■ **Task requirements**
Every entry here needs to be repeated exactly.

■ **Data provided**
>> START
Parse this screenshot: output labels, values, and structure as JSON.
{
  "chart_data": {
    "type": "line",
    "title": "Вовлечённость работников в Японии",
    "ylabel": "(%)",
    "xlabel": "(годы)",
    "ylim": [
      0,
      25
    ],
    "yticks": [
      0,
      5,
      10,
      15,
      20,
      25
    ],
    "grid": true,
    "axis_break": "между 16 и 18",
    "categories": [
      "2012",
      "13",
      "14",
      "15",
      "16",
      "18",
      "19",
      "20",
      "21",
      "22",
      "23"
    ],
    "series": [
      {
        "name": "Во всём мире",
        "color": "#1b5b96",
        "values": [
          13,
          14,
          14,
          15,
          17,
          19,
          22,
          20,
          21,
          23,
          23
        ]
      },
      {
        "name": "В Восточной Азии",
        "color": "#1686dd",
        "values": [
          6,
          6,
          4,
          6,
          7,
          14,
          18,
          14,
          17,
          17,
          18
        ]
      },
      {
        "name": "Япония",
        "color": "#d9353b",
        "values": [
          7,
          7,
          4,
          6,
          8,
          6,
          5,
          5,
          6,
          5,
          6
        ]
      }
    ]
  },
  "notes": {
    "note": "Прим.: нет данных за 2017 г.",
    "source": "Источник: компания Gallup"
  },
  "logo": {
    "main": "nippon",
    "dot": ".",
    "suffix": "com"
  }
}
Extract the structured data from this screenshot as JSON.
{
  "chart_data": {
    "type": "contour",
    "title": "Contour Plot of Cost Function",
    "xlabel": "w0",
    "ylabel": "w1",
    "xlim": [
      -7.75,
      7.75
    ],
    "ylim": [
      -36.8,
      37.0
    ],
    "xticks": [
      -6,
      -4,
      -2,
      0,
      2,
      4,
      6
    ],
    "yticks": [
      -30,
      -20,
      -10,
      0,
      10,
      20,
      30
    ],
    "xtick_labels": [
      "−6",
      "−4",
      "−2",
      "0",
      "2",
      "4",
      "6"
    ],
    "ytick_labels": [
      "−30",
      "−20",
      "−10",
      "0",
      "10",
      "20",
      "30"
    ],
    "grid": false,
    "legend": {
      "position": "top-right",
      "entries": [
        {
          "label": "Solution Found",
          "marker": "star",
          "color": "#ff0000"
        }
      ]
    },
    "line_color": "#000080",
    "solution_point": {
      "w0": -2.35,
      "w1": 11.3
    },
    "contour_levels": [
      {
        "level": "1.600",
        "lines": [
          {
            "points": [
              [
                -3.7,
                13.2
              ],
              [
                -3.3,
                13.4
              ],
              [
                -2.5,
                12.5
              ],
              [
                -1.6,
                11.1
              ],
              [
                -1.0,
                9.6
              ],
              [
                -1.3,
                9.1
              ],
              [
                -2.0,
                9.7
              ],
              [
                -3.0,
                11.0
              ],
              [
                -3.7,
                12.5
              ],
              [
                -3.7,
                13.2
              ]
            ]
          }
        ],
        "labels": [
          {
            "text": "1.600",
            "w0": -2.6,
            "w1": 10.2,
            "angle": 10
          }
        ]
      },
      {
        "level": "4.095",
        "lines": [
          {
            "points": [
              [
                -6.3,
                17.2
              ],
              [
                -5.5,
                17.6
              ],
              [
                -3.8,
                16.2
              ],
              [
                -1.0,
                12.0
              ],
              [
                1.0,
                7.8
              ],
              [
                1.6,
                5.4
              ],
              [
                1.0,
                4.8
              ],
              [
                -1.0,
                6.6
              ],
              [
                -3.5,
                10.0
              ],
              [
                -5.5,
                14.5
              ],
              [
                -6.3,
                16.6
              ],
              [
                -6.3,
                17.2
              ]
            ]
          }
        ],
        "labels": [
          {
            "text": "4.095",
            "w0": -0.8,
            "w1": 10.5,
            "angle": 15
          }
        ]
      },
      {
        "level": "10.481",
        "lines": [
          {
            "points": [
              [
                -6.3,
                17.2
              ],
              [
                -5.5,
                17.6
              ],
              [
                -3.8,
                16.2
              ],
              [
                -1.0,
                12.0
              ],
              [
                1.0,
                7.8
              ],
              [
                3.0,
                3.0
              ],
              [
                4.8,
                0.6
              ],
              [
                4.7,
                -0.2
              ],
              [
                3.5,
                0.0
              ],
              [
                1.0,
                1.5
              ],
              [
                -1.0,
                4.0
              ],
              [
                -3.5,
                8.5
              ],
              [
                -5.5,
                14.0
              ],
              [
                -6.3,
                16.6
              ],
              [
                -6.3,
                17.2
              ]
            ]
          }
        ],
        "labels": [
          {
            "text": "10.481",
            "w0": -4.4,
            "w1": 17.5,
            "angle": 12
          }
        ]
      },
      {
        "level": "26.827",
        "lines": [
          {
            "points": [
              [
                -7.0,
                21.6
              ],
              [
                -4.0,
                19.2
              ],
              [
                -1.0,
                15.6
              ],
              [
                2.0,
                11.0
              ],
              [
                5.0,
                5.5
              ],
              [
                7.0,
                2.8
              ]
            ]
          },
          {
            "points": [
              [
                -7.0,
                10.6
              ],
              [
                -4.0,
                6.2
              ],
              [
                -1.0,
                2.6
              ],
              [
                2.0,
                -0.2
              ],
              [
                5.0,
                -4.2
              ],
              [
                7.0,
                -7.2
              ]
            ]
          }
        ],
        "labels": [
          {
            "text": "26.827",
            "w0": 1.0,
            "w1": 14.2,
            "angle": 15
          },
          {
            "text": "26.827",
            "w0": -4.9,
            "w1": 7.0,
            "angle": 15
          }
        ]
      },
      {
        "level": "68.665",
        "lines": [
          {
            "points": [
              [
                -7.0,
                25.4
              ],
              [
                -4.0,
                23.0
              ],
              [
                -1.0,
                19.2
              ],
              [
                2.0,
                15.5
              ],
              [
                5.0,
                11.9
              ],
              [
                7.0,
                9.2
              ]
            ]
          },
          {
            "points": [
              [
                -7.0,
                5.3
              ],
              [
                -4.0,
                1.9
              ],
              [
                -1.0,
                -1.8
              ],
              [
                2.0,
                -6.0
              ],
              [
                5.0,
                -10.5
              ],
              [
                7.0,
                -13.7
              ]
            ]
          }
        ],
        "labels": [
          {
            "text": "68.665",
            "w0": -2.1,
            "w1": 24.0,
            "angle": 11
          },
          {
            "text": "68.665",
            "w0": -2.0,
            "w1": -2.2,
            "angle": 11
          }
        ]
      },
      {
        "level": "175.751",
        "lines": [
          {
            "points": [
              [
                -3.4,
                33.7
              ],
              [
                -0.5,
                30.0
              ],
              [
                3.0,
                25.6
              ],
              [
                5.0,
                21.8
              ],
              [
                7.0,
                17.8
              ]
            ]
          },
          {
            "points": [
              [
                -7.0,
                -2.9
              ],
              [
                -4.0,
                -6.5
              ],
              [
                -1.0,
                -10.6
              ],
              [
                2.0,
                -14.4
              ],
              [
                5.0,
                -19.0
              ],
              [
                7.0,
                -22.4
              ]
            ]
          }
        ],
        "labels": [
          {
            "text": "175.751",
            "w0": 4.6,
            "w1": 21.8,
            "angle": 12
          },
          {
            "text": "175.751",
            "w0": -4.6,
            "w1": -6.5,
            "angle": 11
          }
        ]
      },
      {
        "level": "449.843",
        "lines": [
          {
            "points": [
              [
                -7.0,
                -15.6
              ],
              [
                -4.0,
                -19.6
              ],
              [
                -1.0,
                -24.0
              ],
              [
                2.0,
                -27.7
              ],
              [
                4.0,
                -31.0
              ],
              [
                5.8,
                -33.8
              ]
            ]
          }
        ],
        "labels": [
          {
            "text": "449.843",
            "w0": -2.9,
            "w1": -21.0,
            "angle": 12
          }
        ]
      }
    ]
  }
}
>> END
■ **Result below**
Parse this screenshot: output labels, values, and structure as JSON.
{
  "chart_data": {
    "type": "line",
    "title": "Вовлечённость работников в Японии",
    "ylabel": "(%)",
    "xlabel": "(годы)",
    "ylim": [
      0,
      25
    ],
    "yticks": [
      0,
      5,
      10,
      15,
      20,
      25
    ],
    "grid": true,
    "axis_break": "между 16 и 18",
    "categories": [
      "2012",
      "13",
      "14",
      "15",
      "16",
      "18",
      "19",
      "20",
      "21",
      "22",
      "23"
    ],
    "series": [
      {
        "name": "Во всём мире",
        "color": "#1b5b96",
        "values": [
          13,
          14,
          14,
          15,
          17,
          19,
          22,
          20,
          21,
          23,
          23
        ]
      },
      {
        "name": "В Восточной Азии",
        "color": "#1686dd",
        "values": [
          6,
          6,
          4,
          6,
          7,
          14,
          18,
          14,
          17,
          17,
          18
        ]
      },
      {
        "name": "Япония",
        "color": "#d9353b",
        "values": [
          7,
          7,
          4,
          6,
          8,
          6,
          5,
          5,
          6,
          5,
          6
        ]
      }
    ]
  },
  "notes": {
    "note": "Прим.: нет данных за 2017 г.",
    "source": "Источник: компания Gallup"
  },
  "logo": {
    "main": "nippon",
    "dot": ".",
    "suffix": "com"
  }
}
Extract the structured data from this screenshot as JSON.
{
  "chart_data": {
    "type": "contour",
    "title": "Contour Plot of Cost Function",
    "xlabel": "w0",
    "ylabel": "w1",
    "xlim": [
      -7.75,
      7.75
    ],
    "ylim": [
      -36.8,
      37.0
    ],
    "xticks": [
      -6,
      -4,
      -2,
      0,
      2,
      4,
      6
    ],
    "yticks": [
      -30,
      -20,
      -10,
      0,
      10,
      20,
      30
    ],
    "xtick_labels": [
      "−6",
      "−4",
      "−2",
      "0",
      "2",
      "4",
      "6"
    ],
    "ytick_labels": [
      "−30",
      "−20",
      "−10",
      "0",
      "10",
      "20",
      "30"
    ],
    "grid": false,
    "legend": {
      "position": "top-right",
      "entries": [
        {
          "label": "Solution Found",
          "marker": "star",
          "color": "#ff0000"
        }
      ]
    },
    "line_color": "#000080",
    "solution_point": {
      "w0": -2.35,
      "w1": 11.3
    },
    "contour_levels": [
      {
        "level": "1.600",
        "lines": [
          {
            "points": [
              [
                -3.7,
                13.2
              ],
              [
                -3.3,
                13.4
              ],
              [
                -2.5,
                12.5
              ],
              [
                -1.6,
                11.1
              ],
              [
                -1.0,
                9.6
              ],
              [
                -1.3,
                9.1
              ],
              [
                -2.0,
                9.7
              ],
              [
                -3.0,
                11.0
              ],
              [
                -3.7,
                12.5
              ],
              [
                -3.7,
                13.2
              ]
            ]
          }
        ],
        "labels": [
          {
            "text": "1.600",
            "w0": -2.6,
            "w1": 10.2,
            "angle": 10
          }
        ]
      },
      {
        "level": "4.095",
        "lines": [
          {
            "points": [
              [
                -6.3,
                17.2
              ],
              [
                -5.5,
                17.6
              ],
              [
                -3.8,
                16.2
              ],
              [
                -1.0,
                12.0
              ],
              [
                1.0,
                7.8
              ],
              [
                1.6,
                5.4
              ],
              [
                1.0,
                4.8
              ],
              [
                -1.0,
                6.6
              ],
              [
                -3.5,
                10.0
              ],
              [
                -5.5,
                14.5
              ],
              [
                -6.3,
                16.6
              ],
              [
                -6.3,
                17.2
              ]
            ]
          }
        ],
        "labels": [
          {
            "text": "4.095",
            "w0": -0.8,
            "w1": 10.5,
            "angle": 15
          }
        ]
      },
      {
        "level": "10.481",
        "lines": [
          {
            "points": [
              [
                -6.3,
                17.2
              ],
              [
                -5.5,
                17.6
              ],
              [
                -3.8,
                16.2
              ],
              [
                -1.0,
                12.0
              ],
              [
                1.0,
                7.8
              ],
              [
                3.0,
                3.0
              ],
              [
                4.8,
                0.6
              ],
              [
                4.7,
                -0.2
              ],
              [
                3.5,
                0.0
              ],
              [
                1.0,
                1.5
              ],
              [
                -1.0,
                4.0
              ],
              [
                -3.5,
                8.5
              ],
              [
                -5.5,
                14.0
              ],
              [
                -6.3,
                16.6
              ],
              [
                -6.3,
                17.2
              ]
            ]
          }
        ],
        "labels": [
          {
            "text": "10.481",
            "w0": -4.4,
            "w1": 17.5,
            "angle": 12
          }
        ]
      },
      {
        "level": "26.827",
        "lines": [
          {
            "points": [
              [
                -7.0,
                21.6
              ],
              [
                -4.0,
                19.2
              ],
              [
                -1.0,
                15.6
              ],
              [
                2.0,
                11.0
              ],
              [
                5.0,
                5.5
              ],
              [
                7.0,
                2.8
              ]
            ]
          },
          {
            "points": [
              [
                -7.0,
                10.6
              ],
              [
                -4.0,
                6.2
              ],
              [
                -1.0,
                2.6
              ],
              [
                2.0,
                -0.2
              ],
              [
                5.0,
                -4.2
              ],
              [
                7.0,
                -7.2
              ]
            ]
          }
        ],
        "labels": [
          {
            "text": "26.827",
            "w0": 1.0,
            "w1": 14.2,
            "angle": 15
          },
          {
            "text": "26.827",
            "w0": -4.9,
            "w1": 7.0,
            "angle": 15
          }
        ]
      },
      {
        "level": "68.665",
        "lines": [
          {
            "points": [
              [
                -7.0,
                25.4
              ],
              [
                -4.0,
                23.0
              ],
              [
                -1.0,
                19.2
              ],
              [
                2.0,
                15.5
              ],
              [
                5.0,
                11.9
              ],
              [
                7.0,
                9.2
              ]
            ]
          },
          {
            "points": [
              [
                -7.0,
                5.3
              ],
              [
                -4.0,
                1.9
              ],
              [
                -1.0,
                -1.8
              ],
              [
                2.0,
                -6.0
              ],
              [
                5.0,
                -10.5
              ],
              [
                7.0,
                -13.7
              ]
            ]
          }
        ],
        "labels": [
          {
            "text": "68.665",
            "w0": -2.1,
            "w1": 24.0,
            "angle": 11
          },
          {
            "text": "68.665",
            "w0": -2.0,
            "w1": -2.2,
            "angle": 11
          }
        ]
      },
      {
        "level": "175.751",
        "lines": [
          {
            "points": [
              [
                -3.4,
                33.7
              ],
              [
                -0.5,
                30.0
              ],
              [
                3.0,
                25.6
              ],
              [
                5.0,
                21.8
              ],
              [
                7.0,
                17.8
              ]
            ]
          },
          {
            "points": [
              [
                -7.0,
                -2.9
              ],
              [
                -4.0,
                -6.5
              ],
              [
                -1.0,
                -10.6
              ],
              [
                2.0,
                -14.4
              ],
              [
                5.0,
                -19.0
              ],
              [
                7.0,
                -22.4
              ]
            ]
          }
        ],
        "labels": [
          {
            "text": "175.751",
            "w0": 4.6,
            "w1": 21.8,
            "angle": 12
          },
          {
            "text": "175.751",
            "w0": -4.6,
            "w1": -6.5,
            "angle": 11
          }
        ]
      },
      {
        "level": "449.843",
        "lines": [
          {
            "points": [
              [
                -7.0,
                -15.6
              ],
              [
                -4.0,
                -19.6
              ],
              [
                -1.0,
                -24.0
              ],
              [
                2.0,
                -27.7
              ],
              [
                4.0,
                -31.0
              ],
              [
                5.8,
                -33.8
              ]
            ]
          }
        ],
        "labels": [
          {
            "text": "449.843",
            "w0": -2.9,
            "w1": -21.0,
            "angle": 12
          }
        ]
      }
    ]
  }
}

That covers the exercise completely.